- What you should do
Search the material for the word "page" and report each line where it turns up.
::: Supplied records
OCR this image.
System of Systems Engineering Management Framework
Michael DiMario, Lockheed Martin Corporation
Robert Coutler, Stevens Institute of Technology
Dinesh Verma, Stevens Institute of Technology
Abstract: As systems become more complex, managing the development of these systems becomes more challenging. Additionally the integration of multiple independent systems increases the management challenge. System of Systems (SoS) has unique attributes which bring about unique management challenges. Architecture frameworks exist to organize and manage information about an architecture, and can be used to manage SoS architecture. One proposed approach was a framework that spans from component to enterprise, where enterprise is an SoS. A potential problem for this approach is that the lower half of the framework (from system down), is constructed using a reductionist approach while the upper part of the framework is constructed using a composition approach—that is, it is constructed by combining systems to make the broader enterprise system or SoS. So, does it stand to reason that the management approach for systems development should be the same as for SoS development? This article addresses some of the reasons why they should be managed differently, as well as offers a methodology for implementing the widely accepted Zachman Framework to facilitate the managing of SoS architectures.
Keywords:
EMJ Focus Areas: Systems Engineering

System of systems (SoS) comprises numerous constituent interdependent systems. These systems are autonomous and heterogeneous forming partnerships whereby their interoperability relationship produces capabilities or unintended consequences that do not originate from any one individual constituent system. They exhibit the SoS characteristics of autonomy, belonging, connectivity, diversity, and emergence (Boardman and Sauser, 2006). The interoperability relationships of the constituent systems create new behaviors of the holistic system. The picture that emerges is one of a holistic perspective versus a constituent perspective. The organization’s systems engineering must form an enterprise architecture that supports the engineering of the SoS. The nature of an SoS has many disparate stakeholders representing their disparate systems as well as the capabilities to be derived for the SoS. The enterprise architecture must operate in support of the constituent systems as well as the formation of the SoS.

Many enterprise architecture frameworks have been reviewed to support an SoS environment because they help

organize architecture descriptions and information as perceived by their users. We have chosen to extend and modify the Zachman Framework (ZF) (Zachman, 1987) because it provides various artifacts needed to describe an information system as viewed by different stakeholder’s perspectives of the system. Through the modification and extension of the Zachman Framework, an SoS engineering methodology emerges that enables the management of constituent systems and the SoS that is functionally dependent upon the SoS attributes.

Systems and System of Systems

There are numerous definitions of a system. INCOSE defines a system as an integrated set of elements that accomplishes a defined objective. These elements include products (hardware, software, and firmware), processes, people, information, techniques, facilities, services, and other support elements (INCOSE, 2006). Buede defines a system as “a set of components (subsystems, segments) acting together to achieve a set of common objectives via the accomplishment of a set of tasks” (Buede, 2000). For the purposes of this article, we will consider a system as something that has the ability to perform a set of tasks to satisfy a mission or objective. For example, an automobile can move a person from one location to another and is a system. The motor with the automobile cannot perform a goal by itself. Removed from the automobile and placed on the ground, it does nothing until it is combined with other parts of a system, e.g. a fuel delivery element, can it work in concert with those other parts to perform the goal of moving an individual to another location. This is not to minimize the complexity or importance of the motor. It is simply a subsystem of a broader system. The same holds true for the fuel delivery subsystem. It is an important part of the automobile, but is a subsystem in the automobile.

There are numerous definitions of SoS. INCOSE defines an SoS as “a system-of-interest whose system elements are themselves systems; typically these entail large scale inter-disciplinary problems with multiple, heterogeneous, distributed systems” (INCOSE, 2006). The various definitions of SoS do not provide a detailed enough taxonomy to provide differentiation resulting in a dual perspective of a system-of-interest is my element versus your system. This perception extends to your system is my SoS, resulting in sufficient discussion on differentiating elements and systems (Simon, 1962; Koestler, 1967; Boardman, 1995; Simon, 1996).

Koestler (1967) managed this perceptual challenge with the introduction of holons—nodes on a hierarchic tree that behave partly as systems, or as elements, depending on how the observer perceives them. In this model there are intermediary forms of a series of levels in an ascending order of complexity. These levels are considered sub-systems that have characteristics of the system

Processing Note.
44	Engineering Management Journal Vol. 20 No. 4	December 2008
::::::
::: Supplied records
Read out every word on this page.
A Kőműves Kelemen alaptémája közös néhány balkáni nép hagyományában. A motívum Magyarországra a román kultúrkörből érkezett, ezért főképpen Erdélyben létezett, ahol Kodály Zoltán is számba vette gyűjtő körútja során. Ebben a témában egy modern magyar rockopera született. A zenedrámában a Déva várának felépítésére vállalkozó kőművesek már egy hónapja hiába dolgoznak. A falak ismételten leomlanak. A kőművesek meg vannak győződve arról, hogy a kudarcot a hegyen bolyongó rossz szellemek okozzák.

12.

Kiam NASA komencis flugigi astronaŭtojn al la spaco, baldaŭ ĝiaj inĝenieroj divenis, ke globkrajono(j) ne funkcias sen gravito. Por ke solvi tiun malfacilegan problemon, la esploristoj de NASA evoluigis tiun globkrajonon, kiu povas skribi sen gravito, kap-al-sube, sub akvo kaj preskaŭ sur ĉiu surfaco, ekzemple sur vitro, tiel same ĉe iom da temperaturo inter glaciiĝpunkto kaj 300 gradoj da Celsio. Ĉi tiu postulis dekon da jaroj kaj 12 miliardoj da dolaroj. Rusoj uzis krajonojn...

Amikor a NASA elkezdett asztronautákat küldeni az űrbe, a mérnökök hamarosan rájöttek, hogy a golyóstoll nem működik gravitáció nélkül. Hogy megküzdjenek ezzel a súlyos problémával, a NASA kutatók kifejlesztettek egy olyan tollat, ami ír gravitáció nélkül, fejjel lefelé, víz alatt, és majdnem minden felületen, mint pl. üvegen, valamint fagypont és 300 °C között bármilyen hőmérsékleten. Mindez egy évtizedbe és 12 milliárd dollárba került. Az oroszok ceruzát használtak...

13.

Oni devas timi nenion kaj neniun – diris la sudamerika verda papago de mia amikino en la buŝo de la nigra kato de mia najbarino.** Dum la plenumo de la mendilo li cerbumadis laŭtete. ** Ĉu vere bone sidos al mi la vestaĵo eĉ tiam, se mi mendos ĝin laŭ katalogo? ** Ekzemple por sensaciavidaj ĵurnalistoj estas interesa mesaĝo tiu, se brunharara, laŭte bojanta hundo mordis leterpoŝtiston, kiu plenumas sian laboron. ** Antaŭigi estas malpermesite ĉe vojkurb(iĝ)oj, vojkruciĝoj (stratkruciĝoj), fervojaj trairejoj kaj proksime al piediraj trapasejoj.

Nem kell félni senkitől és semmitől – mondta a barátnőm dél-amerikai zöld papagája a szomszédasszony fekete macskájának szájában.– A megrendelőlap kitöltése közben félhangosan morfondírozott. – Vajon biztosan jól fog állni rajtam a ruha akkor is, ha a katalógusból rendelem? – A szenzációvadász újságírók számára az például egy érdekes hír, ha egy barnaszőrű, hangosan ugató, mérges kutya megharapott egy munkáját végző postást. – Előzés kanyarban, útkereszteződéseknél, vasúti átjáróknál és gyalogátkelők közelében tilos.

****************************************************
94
::::::
::: Supplied records
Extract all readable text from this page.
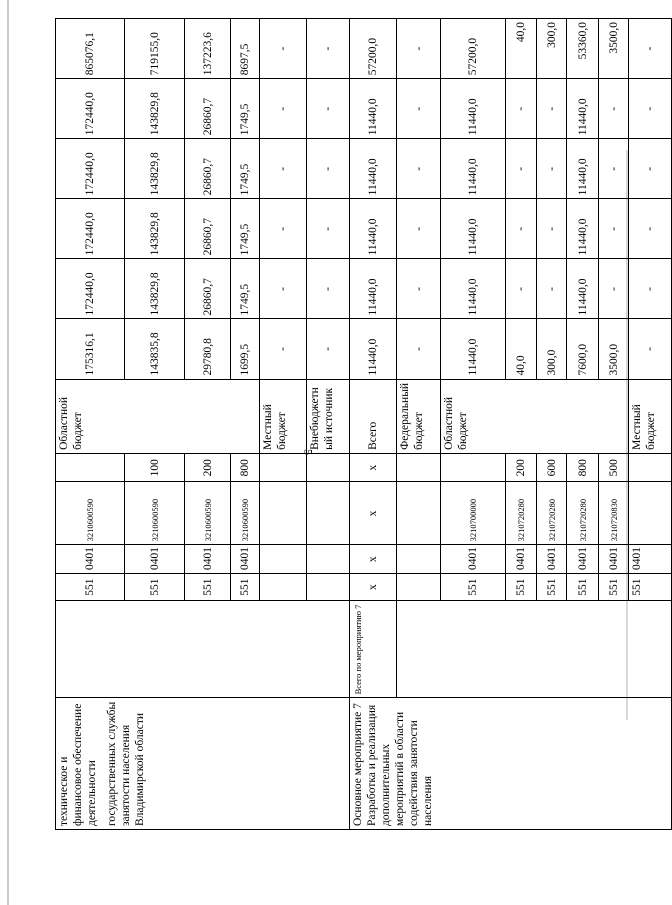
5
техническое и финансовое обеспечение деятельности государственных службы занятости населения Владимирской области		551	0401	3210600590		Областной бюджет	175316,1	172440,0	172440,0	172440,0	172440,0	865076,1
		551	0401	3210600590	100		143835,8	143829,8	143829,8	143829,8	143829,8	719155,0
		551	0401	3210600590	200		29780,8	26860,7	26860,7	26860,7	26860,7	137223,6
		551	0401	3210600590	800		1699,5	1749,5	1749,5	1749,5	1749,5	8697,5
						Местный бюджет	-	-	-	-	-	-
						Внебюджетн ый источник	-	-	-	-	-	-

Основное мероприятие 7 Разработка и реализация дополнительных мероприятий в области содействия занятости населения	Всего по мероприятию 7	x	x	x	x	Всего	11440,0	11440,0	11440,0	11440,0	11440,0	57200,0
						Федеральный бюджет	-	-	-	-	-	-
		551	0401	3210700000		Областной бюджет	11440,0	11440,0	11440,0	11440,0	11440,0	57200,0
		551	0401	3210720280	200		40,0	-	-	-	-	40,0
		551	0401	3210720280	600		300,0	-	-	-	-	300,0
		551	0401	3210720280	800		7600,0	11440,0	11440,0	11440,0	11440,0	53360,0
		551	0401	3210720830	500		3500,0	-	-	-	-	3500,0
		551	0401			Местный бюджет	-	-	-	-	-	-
::::::
- Expected output
Read out every word on this page.
Extract all readable text from this page.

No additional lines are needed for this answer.